▶ **TO BE DONE**
Each record below is to be reproduced without any change.

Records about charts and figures
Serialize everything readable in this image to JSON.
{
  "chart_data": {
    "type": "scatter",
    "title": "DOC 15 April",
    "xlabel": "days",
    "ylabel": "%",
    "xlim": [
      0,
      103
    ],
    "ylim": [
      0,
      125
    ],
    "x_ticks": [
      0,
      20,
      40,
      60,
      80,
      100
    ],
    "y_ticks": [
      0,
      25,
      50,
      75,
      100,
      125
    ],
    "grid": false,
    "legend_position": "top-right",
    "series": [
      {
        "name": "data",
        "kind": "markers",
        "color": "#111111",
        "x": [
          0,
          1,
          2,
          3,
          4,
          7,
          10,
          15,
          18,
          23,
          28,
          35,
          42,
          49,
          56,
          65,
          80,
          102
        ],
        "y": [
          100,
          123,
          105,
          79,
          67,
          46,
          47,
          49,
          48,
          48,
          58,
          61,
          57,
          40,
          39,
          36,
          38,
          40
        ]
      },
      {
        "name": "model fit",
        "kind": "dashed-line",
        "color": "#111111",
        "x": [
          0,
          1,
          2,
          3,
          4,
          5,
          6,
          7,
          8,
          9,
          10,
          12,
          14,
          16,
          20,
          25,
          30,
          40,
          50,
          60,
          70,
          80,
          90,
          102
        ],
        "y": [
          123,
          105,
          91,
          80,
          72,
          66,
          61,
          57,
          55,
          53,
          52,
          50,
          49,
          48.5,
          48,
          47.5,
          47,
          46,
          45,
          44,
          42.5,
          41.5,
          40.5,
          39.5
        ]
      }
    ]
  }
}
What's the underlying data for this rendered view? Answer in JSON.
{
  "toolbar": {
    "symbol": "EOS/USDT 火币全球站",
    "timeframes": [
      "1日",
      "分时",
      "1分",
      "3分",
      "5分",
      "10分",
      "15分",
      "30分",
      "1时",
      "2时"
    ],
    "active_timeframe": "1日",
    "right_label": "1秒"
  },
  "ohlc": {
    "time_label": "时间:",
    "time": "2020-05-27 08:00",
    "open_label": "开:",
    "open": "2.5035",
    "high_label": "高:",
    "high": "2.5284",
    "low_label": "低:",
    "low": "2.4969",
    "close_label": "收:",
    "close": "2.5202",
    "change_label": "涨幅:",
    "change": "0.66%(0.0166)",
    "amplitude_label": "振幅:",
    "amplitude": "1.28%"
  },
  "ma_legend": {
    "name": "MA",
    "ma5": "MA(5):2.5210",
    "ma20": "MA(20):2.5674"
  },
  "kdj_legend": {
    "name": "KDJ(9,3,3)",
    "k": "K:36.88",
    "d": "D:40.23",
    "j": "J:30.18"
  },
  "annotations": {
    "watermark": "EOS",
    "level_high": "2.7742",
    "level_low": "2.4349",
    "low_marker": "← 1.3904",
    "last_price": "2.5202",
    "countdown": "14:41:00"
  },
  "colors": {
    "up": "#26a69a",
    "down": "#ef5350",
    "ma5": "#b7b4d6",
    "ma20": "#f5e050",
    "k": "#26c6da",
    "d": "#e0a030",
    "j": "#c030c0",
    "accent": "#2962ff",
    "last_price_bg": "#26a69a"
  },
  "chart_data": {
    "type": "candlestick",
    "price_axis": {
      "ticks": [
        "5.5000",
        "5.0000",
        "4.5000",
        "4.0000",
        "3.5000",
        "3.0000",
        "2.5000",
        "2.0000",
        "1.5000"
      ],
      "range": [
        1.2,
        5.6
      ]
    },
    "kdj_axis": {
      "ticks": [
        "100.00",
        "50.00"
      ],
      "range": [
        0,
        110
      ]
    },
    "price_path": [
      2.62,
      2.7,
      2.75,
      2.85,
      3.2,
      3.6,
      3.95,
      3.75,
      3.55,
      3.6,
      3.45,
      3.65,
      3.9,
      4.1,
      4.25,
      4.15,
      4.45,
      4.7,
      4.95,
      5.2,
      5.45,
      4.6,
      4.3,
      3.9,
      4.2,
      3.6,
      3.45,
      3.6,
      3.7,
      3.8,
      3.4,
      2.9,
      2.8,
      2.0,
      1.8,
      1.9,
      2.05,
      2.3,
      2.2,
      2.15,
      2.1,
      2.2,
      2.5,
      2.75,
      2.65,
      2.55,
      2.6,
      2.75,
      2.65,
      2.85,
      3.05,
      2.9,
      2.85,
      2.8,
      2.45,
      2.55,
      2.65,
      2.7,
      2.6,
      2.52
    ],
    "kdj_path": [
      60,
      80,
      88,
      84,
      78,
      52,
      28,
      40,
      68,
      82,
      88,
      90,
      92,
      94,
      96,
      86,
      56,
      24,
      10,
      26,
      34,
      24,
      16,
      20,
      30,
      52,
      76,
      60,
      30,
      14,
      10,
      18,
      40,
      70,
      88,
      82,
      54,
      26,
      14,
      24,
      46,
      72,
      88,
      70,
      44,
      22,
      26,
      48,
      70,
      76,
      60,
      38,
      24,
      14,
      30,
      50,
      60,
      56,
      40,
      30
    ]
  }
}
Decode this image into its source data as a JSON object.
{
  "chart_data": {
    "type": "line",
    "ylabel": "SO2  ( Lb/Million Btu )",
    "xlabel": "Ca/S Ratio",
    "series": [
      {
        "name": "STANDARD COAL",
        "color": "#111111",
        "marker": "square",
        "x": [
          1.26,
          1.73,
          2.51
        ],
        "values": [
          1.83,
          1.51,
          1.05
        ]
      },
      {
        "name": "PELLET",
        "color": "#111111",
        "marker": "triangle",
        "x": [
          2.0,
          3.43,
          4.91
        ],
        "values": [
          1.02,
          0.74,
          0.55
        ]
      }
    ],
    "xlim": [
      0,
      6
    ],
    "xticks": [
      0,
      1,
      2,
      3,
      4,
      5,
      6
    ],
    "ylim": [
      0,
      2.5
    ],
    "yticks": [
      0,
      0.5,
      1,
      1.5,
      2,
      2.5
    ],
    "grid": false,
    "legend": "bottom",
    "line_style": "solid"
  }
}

▶ **EXERCISE OUTPUT**
Serialize everything readable in this image to JSON.
{
  "chart_data": {
    "type": "scatter",
    "title": "DOC 15 April",
    "xlabel": "days",
    "ylabel": "%",
    "xlim": [
      0,
      103
    ],
    "ylim": [
      0,
      125
    ],
    "x_ticks": [
      0,
      20,
      40,
      60,
      80,
      100
    ],
    "y_ticks": [
      0,
      25,
      50,
      75,
      100,
      125
    ],
    "grid": false,
    "legend_position": "top-right",
    "series": [
      {
        "name": "data",
        "kind": "markers",
        "color": "#111111",
        "x": [
          0,
          1,
          2,
          3,
          4,
          7,
          10,
          15,
          18,
          23,
          28,
          35,
          42,
          49,
          56,
          65,
          80,
          102
        ],
        "y": [
          100,
          123,
          105,
          79,
          67,
          46,
          47,
          49,
          48,
          48,
          58,
          61,
          57,
          40,
          39,
          36,
          38,
          40
        ]
      },
      {
        "name": "model fit",
        "kind": "dashed-line",
        "color": "#111111",
        "x": [
          0,
          1,
          2,
          3,
          4,
          5,
          6,
          7,
          8,
          9,
          10,
          12,
          14,
          16,
          20,
          25,
          30,
          40,
          50,
          60,
          70,
          80,
          90,
          102
        ],
        "y": [
          123,
          105,
          91,
          80,
          72,
          66,
          61,
          57,
          55,
          53,
          52,
          50,
          49,
          48.5,
          48,
          47.5,
          47,
          46,
          45,
          44,
          42.5,
          41.5,
          40.5,
          39.5
        ]
      }
    ]
  }
}
What's the underlying data for this rendered view? Answer in JSON.
{
  "toolbar": {
    "symbol": "EOS/USDT 火币全球站",
    "timeframes": [
      "1日",
      "分时",
      "1分",
      "3分",
      "5分",
      "10分",
      "15分",
      "30分",
      "1时",
      "2时"
    ],
    "active_timeframe": "1日",
    "right_label": "1秒"
  },
  "ohlc": {
    "time_label": "时间:",
    "time": "2020-05-27 08:00",
    "open_label": "开:",
    "open": "2.5035",
    "high_label": "高:",
    "high": "2.5284",
    "low_label": "低:",
    "low": "2.4969",
    "close_label": "收:",
    "close": "2.5202",
    "change_label": "涨幅:",
    "change": "0.66%(0.0166)",
    "amplitude_label": "振幅:",
    "amplitude": "1.28%"
  },
  "ma_legend": {
    "name": "MA",
    "ma5": "MA(5):2.5210",
    "ma20": "MA(20):2.5674"
  },
  "kdj_legend": {
    "name": "KDJ(9,3,3)",
    "k": "K:36.88",
    "d": "D:40.23",
    "j": "J:30.18"
  },
  "annotations": {
    "watermark": "EOS",
    "level_high": "2.7742",
    "level_low": "2.4349",
    "low_marker": "← 1.3904",
    "last_price": "2.5202",
    "countdown": "14:41:00"
  },
  "colors": {
    "up": "#26a69a",
    "down": "#ef5350",
    "ma5": "#b7b4d6",
    "ma20": "#f5e050",
    "k": "#26c6da",
    "d": "#e0a030",
    "j": "#c030c0",
    "accent": "#2962ff",
    "last_price_bg": "#26a69a"
  },
  "chart_data": {
    "type": "candlestick",
    "price_axis": {
      "ticks": [
        "5.5000",
        "5.0000",
        "4.5000",
        "4.0000",
        "3.5000",
        "3.0000",
        "2.5000",
        "2.0000",
        "1.5000"
      ],
      "range": [
        1.2,
        5.6
      ]
    },
    "kdj_axis": {
      "ticks": [
        "100.00",
        "50.00"
      ],
      "range": [
        0,
        110
      ]
    },
    "price_path": [
      2.62,
      2.7,
      2.75,
      2.85,
      3.2,
      3.6,
      3.95,
      3.75,
      3.55,
      3.6,
      3.45,
      3.65,
      3.9,
      4.1,
      4.25,
      4.15,
      4.45,
      4.7,
      4.95,
      5.2,
      5.45,
      4.6,
      4.3,
      3.9,
      4.2,
      3.6,
      3.45,
      3.6,
      3.7,
      3.8,
      3.4,
      2.9,
      2.8,
      2.0,
      1.8,
      1.9,
      2.05,
      2.3,
      2.2,
      2.15,
      2.1,
      2.2,
      2.5,
      2.75,
      2.65,
      2.55,
      2.6,
      2.75,
      2.65,
      2.85,
      3.05,
      2.9,
      2.85,
      2.8,
      2.45,
      2.55,
      2.65,
      2.7,
      2.6,
      2.52
    ],
    "kdj_path": [
      60,
      80,
      88,
      84,
      78,
      52,
      28,
      40,
      68,
      82,
      88,
      90,
      92,
      94,
      96,
      86,
      56,
      24,
      10,
      26,
      34,
      24,
      16,
      20,
      30,
      52,
      76,
      60,
      30,
      14,
      10,
      18,
      40,
      70,
      88,
      82,
      54,
      26,
      14,
      24,
      46,
      72,
      88,
      70,
      44,
      22,
      26,
      48,
      70,
      76,
      60,
      38,
      24,
      14,
      30,
      50,
      60,
      56,
      40,
      30
    ]
  }
}
Decode this image into its source data as a JSON object.
{
  "chart_data": {
    "type": "line",
    "ylabel": "SO2  ( Lb/Million Btu )",
    "xlabel": "Ca/S Ratio",
    "series": [
      {
        "name": "STANDARD COAL",
        "color": "#111111",
        "marker": "square",
        "x": [
          1.26,
          1.73,
          2.51
        ],
        "values": [
          1.83,
          1.51,
          1.05
        ]
      },
      {
        "name": "PELLET",
        "color": "#111111",
        "marker": "triangle",
        "x": [
          2.0,
          3.43,
          4.91
        ],
        "values": [
          1.02,
          0.74,
          0.55
        ]
      }
    ],
    "xlim": [
      0,
      6
    ],
    "xticks": [
      0,
      1,
      2,
      3,
      4,
      5,
      6
    ],
    "ylim": [
      0,
      2.5
    ],
    "yticks": [
      0,
      0.5,
      1,
      1.5,
      2,
      2.5
    ],
    "grid": false,
    "legend": "bottom",
    "line_style": "solid"
  }
}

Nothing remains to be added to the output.